→ **Supplied entries**

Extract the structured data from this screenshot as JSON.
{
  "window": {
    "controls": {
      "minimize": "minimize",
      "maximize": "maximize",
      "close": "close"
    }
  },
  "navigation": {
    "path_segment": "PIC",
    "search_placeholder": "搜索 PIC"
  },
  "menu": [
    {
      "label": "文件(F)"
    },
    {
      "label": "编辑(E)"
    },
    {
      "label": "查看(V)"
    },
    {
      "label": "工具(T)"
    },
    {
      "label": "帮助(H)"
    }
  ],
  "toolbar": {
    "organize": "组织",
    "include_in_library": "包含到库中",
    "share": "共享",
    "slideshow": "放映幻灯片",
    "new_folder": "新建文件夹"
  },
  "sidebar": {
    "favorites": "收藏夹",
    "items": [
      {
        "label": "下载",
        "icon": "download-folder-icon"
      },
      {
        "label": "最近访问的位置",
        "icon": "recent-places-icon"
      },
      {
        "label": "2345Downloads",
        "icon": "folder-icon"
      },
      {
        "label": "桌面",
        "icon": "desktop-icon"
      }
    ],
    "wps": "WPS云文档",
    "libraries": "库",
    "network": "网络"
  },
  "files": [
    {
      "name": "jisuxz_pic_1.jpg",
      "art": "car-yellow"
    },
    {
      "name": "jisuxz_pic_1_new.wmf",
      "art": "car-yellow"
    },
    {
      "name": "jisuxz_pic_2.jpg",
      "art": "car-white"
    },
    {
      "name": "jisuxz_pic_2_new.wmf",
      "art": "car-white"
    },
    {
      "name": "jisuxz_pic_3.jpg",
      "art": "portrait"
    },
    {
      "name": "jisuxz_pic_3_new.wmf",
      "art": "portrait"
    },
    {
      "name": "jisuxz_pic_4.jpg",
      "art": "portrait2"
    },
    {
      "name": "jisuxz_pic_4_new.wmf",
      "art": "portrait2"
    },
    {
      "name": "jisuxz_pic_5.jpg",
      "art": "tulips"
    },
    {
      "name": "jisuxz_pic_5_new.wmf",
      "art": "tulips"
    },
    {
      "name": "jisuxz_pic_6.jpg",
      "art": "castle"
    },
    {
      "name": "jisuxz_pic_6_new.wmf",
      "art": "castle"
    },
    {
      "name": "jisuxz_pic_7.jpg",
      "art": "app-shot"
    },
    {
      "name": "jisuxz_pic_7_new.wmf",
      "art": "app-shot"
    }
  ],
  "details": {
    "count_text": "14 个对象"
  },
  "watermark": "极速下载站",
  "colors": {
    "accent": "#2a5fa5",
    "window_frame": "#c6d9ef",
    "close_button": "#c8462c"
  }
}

→ **Task objective**
Provide the number of lines containing the string "label", with no other output.

→ **Answer to this exercise**
9